GOAL: Repeat the material exactly, every line of it.

DATA IN THIS EXERCISE:
***
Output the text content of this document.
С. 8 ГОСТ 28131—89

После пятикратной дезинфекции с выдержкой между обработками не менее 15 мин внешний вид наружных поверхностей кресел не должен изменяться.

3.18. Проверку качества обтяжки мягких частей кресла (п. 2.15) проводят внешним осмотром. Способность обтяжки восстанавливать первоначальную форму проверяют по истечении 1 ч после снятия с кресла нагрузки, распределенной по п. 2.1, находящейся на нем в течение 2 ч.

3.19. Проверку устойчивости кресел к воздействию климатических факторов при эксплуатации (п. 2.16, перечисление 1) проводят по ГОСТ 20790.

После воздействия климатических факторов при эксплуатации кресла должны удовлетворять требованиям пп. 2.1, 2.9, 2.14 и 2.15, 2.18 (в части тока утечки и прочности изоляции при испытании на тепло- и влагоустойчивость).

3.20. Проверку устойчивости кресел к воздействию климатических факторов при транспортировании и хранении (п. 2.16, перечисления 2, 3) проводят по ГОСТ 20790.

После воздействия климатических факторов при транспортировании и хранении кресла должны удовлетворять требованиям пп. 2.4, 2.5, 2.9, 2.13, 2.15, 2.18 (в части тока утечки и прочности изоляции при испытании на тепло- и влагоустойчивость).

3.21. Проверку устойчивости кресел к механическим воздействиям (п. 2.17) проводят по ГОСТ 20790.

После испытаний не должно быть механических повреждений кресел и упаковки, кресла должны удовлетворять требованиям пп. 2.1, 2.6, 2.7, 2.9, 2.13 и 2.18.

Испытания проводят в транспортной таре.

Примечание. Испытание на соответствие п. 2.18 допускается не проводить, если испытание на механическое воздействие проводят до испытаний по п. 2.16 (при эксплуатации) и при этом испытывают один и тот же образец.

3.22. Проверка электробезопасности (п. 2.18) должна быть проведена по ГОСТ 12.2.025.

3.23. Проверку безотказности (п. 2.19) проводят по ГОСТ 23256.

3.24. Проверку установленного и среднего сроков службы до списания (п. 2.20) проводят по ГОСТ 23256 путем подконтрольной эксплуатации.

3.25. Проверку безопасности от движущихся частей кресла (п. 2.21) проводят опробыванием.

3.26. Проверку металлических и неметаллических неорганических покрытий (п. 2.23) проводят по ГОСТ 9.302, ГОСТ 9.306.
***
ANSWER:
Output the text content of this document.
С. 8 ГОСТ 28131—89

После пятикратной дезинфекции с выдержкой между обработками не менее 15 мин внешний вид наружных поверхностей кресел не должен изменяться.

3.18. Проверку качества обтяжки мягких частей кресла (п. 2.15) проводят внешним осмотром. Способность обтяжки восстанавливать первоначальную форму проверяют по истечении 1 ч после снятия с кресла нагрузки, распределенной по п. 2.1, находящейся на нем в течение 2 ч.

3.19. Проверку устойчивости кресел к воздействию климатических факторов при эксплуатации (п. 2.16, перечисление 1) проводят по ГОСТ 20790.

После воздействия климатических факторов при эксплуатации кресла должны удовлетворять требованиям пп. 2.1, 2.9, 2.14 и 2.15, 2.18 (в части тока утечки и прочности изоляции при испытании на тепло- и влагоустойчивость).

3.20. Проверку устойчивости кресел к воздействию климатических факторов при транспортировании и хранении (п. 2.16, перечисления 2, 3) проводят по ГОСТ 20790.

После воздействия климатических факторов при транспортировании и хранении кресла должны удовлетворять требованиям пп. 2.4, 2.5, 2.9, 2.13, 2.15, 2.18 (в части тока утечки и прочности изоляции при испытании на тепло- и влагоустойчивость).

3.21. Проверку устойчивости кресел к механическим воздействиям (п. 2.17) проводят по ГОСТ 20790.

После испытаний не должно быть механических повреждений кресел и упаковки, кресла должны удовлетворять требованиям пп. 2.1, 2.6, 2.7, 2.9, 2.13 и 2.18.

Испытания проводят в транспортной таре.

Примечание. Испытание на соответствие п. 2.18 допускается не проводить, если испытание на механическое воздействие проводят до испытаний по п. 2.16 (при эксплуатации) и при этом испытывают один и тот же образец.

3.22. Проверка электробезопасности (п. 2.18) должна быть проведена по ГОСТ 12.2.025.

3.23. Проверку безотказности (п. 2.19) проводят по ГОСТ 23256.

3.24. Проверку установленного и среднего сроков службы до списания (п. 2.20) проводят по ГОСТ 23256 путем подконтрольной эксплуатации.

3.25. Проверку безопасности от движущихся частей кресла (п. 2.21) проводят опробыванием.

3.26. Проверку металлических и неметаллических неорганических покрытий (п. 2.23) проводят по ГОСТ 9.302, ГОСТ 9.306.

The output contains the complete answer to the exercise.